[Request] In the listing below, find every line with the string "image" and pull it out.

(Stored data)
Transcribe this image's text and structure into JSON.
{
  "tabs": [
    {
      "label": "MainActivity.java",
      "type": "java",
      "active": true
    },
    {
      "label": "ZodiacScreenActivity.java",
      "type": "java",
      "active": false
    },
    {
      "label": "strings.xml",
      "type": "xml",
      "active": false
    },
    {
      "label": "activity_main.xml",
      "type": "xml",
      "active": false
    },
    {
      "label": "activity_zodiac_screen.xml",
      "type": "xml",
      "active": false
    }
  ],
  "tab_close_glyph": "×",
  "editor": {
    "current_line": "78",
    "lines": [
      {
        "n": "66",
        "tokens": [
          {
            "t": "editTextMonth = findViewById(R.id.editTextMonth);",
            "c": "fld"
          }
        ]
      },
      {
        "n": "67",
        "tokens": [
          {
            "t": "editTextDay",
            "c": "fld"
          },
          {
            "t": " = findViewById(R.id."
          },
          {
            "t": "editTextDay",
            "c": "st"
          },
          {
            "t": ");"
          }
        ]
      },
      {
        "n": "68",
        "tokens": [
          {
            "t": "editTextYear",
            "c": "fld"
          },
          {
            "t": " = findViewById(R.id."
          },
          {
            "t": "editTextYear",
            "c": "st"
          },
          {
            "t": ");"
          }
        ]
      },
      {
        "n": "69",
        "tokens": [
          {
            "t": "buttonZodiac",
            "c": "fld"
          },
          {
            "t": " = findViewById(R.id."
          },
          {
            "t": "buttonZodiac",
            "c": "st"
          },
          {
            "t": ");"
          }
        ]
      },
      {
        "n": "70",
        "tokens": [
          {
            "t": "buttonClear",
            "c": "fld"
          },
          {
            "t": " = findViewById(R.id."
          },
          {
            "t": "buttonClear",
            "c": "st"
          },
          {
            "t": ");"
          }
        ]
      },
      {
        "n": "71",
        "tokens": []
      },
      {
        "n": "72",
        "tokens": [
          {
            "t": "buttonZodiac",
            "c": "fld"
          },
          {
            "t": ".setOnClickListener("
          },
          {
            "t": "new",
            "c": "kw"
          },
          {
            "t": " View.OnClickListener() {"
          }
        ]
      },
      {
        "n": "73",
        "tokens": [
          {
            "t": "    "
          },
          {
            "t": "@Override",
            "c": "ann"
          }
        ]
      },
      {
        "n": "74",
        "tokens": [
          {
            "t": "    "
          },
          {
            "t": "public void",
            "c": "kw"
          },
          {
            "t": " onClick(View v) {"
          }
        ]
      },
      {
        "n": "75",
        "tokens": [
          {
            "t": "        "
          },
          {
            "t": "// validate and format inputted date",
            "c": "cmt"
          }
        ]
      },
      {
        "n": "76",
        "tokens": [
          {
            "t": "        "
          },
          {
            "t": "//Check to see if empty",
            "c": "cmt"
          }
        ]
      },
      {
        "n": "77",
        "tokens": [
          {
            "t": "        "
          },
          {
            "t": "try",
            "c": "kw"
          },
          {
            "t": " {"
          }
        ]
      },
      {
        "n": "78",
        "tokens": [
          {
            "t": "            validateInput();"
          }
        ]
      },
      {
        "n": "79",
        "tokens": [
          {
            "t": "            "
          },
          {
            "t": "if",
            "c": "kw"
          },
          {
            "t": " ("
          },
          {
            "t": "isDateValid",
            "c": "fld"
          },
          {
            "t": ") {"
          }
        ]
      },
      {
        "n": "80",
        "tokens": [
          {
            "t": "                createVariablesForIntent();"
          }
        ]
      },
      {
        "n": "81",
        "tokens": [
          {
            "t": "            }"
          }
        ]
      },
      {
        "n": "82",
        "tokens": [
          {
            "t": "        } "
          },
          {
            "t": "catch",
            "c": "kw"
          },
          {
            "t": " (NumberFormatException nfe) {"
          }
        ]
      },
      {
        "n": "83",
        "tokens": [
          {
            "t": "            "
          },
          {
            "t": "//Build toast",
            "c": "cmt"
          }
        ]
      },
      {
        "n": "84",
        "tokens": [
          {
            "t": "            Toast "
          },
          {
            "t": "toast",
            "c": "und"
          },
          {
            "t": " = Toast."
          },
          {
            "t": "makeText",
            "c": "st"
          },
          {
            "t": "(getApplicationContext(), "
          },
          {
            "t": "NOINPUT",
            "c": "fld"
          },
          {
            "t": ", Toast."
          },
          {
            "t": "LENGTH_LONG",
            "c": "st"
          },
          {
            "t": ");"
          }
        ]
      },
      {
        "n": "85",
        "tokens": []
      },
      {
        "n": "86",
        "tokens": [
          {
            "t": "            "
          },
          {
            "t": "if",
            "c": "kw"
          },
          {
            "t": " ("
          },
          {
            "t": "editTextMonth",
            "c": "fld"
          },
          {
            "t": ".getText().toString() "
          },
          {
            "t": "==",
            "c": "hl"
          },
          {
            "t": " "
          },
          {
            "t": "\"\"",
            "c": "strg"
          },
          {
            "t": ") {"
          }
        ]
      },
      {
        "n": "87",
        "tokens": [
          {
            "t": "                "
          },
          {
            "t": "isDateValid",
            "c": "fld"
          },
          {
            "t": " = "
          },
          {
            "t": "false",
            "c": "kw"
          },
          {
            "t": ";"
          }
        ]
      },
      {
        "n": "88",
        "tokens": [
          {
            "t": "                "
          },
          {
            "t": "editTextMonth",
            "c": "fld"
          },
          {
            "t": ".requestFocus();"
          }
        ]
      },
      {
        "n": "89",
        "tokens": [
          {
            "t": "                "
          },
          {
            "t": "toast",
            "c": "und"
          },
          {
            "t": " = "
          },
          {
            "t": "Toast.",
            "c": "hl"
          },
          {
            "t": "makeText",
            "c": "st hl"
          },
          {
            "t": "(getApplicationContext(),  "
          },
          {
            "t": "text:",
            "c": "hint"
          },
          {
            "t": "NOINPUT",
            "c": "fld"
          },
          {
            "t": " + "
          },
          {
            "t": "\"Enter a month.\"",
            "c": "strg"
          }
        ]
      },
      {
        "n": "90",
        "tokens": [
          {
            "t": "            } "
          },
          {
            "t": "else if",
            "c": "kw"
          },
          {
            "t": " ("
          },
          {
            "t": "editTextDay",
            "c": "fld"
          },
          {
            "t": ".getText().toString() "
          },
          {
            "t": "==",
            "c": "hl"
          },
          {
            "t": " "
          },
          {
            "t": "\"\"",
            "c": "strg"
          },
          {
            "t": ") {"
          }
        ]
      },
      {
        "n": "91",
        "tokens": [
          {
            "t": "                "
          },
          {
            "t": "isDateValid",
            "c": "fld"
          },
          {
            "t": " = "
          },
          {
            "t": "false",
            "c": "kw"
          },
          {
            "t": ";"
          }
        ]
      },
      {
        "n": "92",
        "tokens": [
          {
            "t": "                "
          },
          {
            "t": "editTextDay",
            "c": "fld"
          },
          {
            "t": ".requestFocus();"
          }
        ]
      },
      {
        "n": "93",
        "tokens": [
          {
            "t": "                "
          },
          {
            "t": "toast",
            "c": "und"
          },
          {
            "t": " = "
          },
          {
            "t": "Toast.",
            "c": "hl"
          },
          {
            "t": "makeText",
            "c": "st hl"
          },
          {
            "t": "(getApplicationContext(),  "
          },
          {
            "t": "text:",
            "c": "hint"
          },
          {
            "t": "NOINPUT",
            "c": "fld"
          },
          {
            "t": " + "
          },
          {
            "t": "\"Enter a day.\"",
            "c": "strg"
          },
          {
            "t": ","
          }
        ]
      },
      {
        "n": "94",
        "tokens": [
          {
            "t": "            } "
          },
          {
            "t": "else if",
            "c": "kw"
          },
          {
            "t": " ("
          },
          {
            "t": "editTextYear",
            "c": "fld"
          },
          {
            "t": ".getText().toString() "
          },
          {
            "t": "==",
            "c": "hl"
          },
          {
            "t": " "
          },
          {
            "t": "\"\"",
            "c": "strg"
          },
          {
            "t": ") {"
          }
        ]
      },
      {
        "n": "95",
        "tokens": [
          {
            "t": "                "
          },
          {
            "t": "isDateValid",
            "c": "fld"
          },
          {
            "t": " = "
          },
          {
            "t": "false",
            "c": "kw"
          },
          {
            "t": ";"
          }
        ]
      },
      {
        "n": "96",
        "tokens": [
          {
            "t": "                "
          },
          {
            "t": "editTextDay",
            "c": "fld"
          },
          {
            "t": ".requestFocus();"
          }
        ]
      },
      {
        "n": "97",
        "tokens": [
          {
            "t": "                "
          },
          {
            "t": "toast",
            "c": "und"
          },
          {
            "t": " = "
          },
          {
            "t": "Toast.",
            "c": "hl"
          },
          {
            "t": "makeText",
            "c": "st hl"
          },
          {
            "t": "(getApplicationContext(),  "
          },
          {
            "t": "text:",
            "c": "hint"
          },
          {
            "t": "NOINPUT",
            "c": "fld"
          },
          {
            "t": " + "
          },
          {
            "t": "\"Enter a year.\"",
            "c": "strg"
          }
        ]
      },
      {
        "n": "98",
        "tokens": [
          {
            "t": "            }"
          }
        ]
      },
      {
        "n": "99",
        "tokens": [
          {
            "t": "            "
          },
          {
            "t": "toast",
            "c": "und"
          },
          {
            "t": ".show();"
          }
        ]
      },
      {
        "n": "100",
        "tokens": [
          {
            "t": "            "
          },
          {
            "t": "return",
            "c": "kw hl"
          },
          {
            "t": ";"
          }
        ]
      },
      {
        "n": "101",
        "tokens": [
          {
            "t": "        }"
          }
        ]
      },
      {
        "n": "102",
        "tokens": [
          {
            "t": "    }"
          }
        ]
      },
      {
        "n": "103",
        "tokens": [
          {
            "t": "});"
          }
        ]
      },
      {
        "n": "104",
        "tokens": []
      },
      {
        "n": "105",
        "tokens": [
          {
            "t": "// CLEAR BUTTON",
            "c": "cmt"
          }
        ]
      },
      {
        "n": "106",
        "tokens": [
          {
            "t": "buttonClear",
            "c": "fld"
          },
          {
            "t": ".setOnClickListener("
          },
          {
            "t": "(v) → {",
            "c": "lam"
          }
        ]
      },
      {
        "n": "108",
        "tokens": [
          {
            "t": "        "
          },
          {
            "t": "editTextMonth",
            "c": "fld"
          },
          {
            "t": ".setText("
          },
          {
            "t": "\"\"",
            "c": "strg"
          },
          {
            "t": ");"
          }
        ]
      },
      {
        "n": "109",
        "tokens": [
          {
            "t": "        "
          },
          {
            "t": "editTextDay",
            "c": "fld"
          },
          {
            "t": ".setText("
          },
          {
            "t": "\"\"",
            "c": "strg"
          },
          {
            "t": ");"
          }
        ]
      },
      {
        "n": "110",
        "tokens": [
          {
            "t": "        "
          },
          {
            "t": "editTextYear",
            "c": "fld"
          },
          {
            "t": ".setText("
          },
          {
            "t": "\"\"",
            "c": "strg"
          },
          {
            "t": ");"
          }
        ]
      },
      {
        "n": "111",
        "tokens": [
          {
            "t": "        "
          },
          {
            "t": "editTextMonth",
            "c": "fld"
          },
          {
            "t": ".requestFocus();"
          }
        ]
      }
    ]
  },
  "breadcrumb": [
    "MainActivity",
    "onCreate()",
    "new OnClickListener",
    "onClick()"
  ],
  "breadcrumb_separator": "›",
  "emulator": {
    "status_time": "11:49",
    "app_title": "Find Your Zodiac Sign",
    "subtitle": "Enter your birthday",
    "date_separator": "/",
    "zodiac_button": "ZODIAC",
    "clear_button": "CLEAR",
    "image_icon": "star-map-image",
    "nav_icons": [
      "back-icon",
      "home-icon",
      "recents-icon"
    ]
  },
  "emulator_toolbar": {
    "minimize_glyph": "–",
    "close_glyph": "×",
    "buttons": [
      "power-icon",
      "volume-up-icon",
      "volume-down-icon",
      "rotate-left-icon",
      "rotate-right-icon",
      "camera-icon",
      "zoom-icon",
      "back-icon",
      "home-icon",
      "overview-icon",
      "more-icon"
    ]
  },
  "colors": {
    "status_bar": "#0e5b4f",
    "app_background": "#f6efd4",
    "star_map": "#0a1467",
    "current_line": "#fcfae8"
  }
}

[Full solution]
Transcribe this image's text and structure into JSON.
    "image_icon": "star-map-image",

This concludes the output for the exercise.